WHAT THIS TASK INVOLVES: Copy the data exactly as it appears, and do not include any pictures.

Stored data:
** Begin **
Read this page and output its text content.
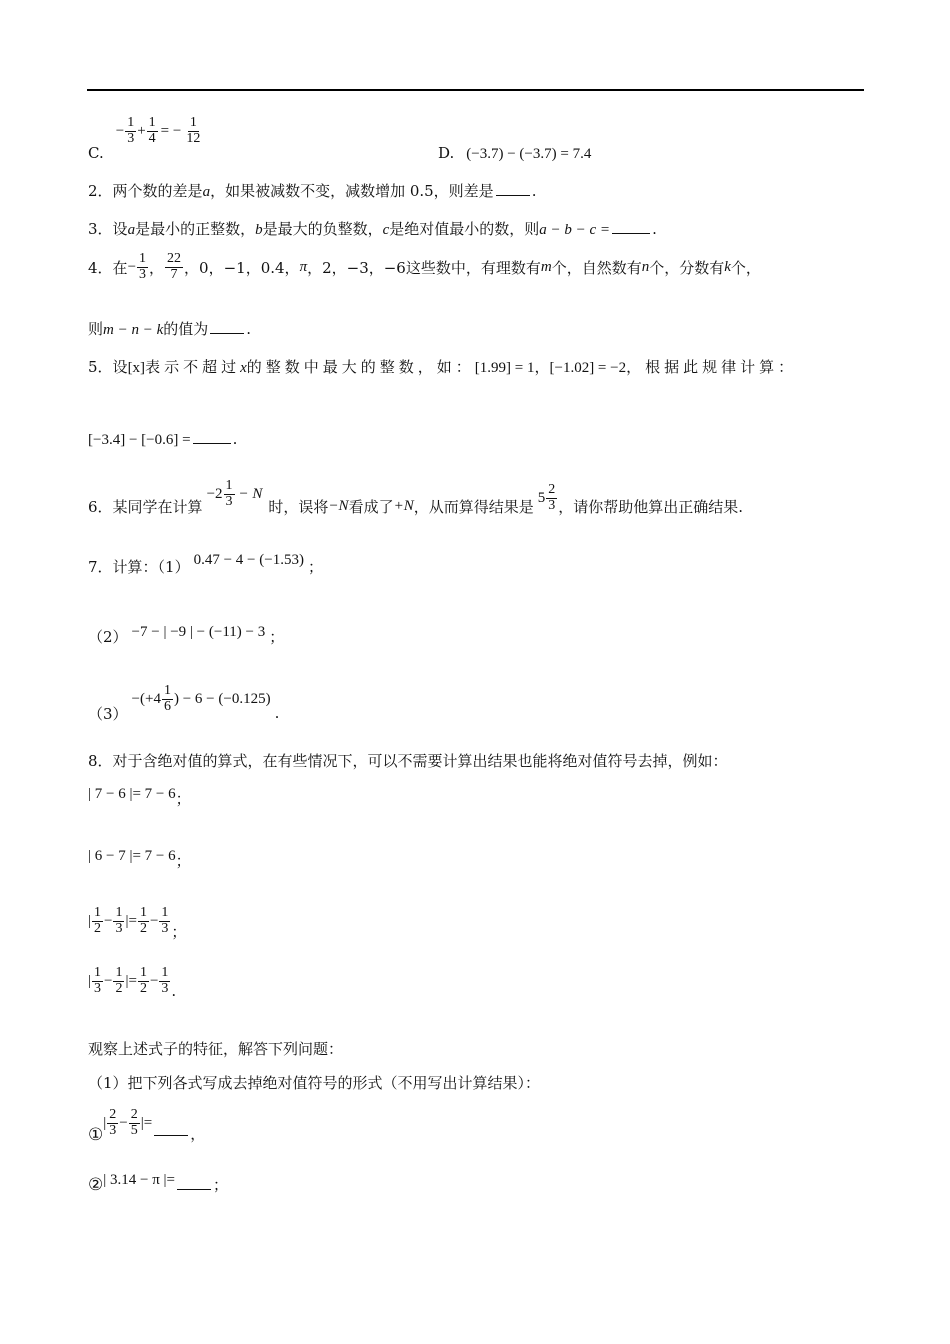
C.
− $\frac{1}{3} + \frac{1}{4}$ = − $\frac{1}{12}$
D. (−3.7) − (−3.7) = 7.4
2． 两个数的差是 a ，如果被减数不变，减数增加 0.5，则差是	.
3． 设 a 是最小的正整数， b 是最大的负整数， c 是绝对值最小的数，则 a − b − c =	.
4． 在 − $\frac{1}{3}$ ， $\frac{22}{7}$ ，0，−1，0.4， π ，2，−3，−6 这些数中，有理数有 m 个，自然数有 n 个，分数有 k 个，
则 m − n − k 的值为	.
5．设[x]表示不超过x的整数中最大的整数，如：[1.99] = 1，[−1.02] = −2，根据此规律计算：
[−3.4] − [−0.6] =	.
6． 某同学在计算
$-2 \frac{1}{3} - N$
时，误将 −N 看成了 +N ，从而算得结果是 $5 \frac{2}{3}$ ，请你帮助他算出正确结果.
7． 计算：（1） 0.47 − 4 − (−1.53) ；
（2） −7 − | −9 | − (−11) − 3 ；
（3）
$-(+4 \frac{1}{6}$ ) − 6 − (−0.125)
.
8． 对于含绝对值的算式，在有些情况下，可以不需要计算出结果也能将绝对值符号去掉，例如：
| 7 − 6 |= 7 − 6 ；
| 6 − 7 |= 7 − 6 ；
| $\frac{1}{2} - \frac{1}{3}$ |= $\frac{1}{2} - \frac{1}{3}$ ；
| $\frac{1}{3} - \frac{1}{2}$ |= $\frac{1}{2} - \frac{1}{3}$ .
观察上述式子的特征，解答下列问题：
（1）把下列各式写成去掉绝对值符号的形式（不用写出计算结果）：
①
| $\frac{2}{3} - \frac{2}{5}$ |=
，
② | 3.14 − π |=	；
** End **
EXERCISE RESPONSE:
Read this page and output its text content.
C.
− $\frac{1}{3} + \frac{1}{4}$ = − $\frac{1}{12}$
D. (−3.7) − (−3.7) = 7.4
2． 两个数的差是 a ，如果被减数不变，减数增加 0.5，则差是	.
3． 设 a 是最小的正整数， b 是最大的负整数， c 是绝对值最小的数，则 a − b − c =	.
4． 在 − $\frac{1}{3}$ ， $\frac{22}{7}$ ，0，−1，0.4， π ，2，−3，−6 这些数中，有理数有 m 个，自然数有 n 个，分数有 k 个，
则 m − n − k 的值为	.
5．设[x]表示不超过x的整数中最大的整数，如：[1.99] = 1，[−1.02] = −2，根据此规律计算：
[−3.4] − [−0.6] =	.
6． 某同学在计算
$-2 \frac{1}{3} - N$
时，误将 −N 看成了 +N ，从而算得结果是 $5 \frac{2}{3}$ ，请你帮助他算出正确结果.
7． 计算：（1） 0.47 − 4 − (−1.53) ；
（2） −7 − | −9 | − (−11) − 3 ；
（3）
$-(+4 \frac{1}{6}$ ) − 6 − (−0.125)
.
8． 对于含绝对值的算式，在有些情况下，可以不需要计算出结果也能将绝对值符号去掉，例如：
| 7 − 6 |= 7 − 6 ；
| 6 − 7 |= 7 − 6 ；
| $\frac{1}{2} - \frac{1}{3}$ |= $\frac{1}{2} - \frac{1}{3}$ ；
| $\frac{1}{3} - \frac{1}{2}$ |= $\frac{1}{2} - \frac{1}{3}$ .
观察上述式子的特征，解答下列问题：
（1）把下列各式写成去掉绝对值符号的形式（不用写出计算结果）：
①
| $\frac{2}{3} - \frac{2}{5}$ |=
，
② | 3.14 − π |=	；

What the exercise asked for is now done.